#### [STATED TASK]
Copy out each line of the data that holds the word "income".
>> BEGIN
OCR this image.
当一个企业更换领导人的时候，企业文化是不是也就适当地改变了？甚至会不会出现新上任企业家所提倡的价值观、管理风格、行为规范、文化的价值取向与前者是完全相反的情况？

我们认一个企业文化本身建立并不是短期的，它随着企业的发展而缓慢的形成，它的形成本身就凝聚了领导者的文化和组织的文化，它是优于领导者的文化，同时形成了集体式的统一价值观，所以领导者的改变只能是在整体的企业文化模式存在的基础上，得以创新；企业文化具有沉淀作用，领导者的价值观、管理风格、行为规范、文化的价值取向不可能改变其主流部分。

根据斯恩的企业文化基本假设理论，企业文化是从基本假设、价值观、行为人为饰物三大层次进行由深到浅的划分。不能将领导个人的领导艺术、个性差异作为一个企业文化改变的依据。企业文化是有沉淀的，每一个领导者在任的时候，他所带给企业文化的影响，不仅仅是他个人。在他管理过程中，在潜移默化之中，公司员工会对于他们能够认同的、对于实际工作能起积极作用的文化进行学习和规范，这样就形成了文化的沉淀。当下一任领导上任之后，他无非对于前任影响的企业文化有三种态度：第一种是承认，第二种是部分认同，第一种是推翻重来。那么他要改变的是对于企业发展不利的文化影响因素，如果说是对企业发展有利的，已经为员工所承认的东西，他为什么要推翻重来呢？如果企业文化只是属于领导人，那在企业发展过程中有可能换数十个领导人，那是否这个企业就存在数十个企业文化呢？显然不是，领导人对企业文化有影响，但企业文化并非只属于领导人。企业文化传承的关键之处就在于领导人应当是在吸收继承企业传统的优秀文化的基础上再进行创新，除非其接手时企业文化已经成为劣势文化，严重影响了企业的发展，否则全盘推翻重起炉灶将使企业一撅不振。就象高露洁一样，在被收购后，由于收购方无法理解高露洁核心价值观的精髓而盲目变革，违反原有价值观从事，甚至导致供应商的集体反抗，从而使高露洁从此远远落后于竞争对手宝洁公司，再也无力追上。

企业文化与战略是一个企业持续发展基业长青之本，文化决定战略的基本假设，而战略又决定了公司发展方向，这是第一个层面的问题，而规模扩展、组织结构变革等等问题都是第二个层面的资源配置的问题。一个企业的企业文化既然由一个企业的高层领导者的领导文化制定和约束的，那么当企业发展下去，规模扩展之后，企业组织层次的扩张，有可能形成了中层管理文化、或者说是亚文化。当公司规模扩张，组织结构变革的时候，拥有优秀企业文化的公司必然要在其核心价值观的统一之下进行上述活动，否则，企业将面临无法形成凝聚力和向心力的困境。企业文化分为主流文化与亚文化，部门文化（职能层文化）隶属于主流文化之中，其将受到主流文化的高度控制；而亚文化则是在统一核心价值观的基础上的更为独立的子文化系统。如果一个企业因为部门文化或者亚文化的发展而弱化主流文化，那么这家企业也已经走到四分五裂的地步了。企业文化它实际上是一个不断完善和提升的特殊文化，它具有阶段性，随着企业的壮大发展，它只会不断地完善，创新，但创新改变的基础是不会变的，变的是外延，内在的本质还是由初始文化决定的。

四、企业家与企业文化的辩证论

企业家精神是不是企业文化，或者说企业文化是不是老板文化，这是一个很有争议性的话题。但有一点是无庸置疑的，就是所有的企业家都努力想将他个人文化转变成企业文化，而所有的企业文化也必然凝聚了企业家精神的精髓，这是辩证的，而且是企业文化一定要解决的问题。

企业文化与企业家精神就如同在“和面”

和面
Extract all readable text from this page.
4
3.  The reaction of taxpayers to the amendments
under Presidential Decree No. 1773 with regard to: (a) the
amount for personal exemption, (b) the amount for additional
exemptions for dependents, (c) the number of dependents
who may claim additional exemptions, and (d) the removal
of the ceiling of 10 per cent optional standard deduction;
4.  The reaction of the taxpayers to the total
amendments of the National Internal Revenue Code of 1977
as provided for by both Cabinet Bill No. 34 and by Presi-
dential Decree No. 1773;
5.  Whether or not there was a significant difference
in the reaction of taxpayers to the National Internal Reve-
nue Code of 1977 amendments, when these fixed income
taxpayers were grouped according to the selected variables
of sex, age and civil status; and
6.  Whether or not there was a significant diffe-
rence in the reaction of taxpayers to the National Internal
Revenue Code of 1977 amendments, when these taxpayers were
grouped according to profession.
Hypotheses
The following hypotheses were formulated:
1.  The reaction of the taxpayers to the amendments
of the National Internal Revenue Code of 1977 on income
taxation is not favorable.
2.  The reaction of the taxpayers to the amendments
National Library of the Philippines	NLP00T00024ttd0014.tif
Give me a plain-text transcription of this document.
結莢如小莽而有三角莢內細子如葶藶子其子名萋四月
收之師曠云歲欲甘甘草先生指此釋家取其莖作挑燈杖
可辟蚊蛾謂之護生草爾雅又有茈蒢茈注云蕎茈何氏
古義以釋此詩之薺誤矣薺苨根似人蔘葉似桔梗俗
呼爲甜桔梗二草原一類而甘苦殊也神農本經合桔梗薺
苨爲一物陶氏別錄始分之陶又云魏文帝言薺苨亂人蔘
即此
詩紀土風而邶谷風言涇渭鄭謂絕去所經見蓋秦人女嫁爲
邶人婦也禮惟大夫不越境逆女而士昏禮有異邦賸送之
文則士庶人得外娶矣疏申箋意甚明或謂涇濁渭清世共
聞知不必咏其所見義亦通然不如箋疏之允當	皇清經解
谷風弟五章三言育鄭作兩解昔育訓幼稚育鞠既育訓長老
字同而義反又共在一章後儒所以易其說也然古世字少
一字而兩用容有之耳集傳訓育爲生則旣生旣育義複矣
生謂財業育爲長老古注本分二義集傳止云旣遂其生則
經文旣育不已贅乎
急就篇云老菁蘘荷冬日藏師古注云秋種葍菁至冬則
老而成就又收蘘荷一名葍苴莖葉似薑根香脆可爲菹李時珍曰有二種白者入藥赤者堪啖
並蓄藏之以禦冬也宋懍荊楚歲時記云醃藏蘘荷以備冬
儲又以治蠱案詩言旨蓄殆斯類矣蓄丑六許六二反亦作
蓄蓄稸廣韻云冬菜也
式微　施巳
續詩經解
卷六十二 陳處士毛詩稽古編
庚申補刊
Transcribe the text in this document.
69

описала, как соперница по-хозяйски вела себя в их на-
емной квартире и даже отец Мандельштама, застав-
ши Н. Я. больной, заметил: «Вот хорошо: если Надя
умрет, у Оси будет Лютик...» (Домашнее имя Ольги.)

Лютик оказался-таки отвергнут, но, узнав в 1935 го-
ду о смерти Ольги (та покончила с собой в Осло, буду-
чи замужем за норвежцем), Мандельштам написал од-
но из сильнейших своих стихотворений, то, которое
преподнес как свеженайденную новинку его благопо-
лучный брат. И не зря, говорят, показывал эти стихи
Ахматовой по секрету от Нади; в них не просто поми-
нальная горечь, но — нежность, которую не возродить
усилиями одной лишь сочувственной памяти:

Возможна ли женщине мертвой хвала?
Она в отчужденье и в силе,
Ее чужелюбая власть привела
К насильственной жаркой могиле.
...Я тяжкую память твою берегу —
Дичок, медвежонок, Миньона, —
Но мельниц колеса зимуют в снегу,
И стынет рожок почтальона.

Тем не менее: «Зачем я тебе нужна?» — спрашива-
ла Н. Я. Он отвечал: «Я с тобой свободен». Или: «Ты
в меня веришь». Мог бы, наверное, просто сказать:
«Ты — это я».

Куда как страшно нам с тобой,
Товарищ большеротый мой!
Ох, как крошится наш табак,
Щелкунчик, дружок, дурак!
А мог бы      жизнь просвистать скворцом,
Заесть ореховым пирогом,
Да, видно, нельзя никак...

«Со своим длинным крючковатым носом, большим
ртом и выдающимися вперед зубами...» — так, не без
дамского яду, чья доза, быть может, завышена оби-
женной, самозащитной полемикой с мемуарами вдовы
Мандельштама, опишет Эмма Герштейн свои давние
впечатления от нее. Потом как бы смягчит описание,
>> END
#### [THE REPLY]
nue Code of 1977 amendments, when these fixed income
of the National Internal Revenue Code of 1977 on income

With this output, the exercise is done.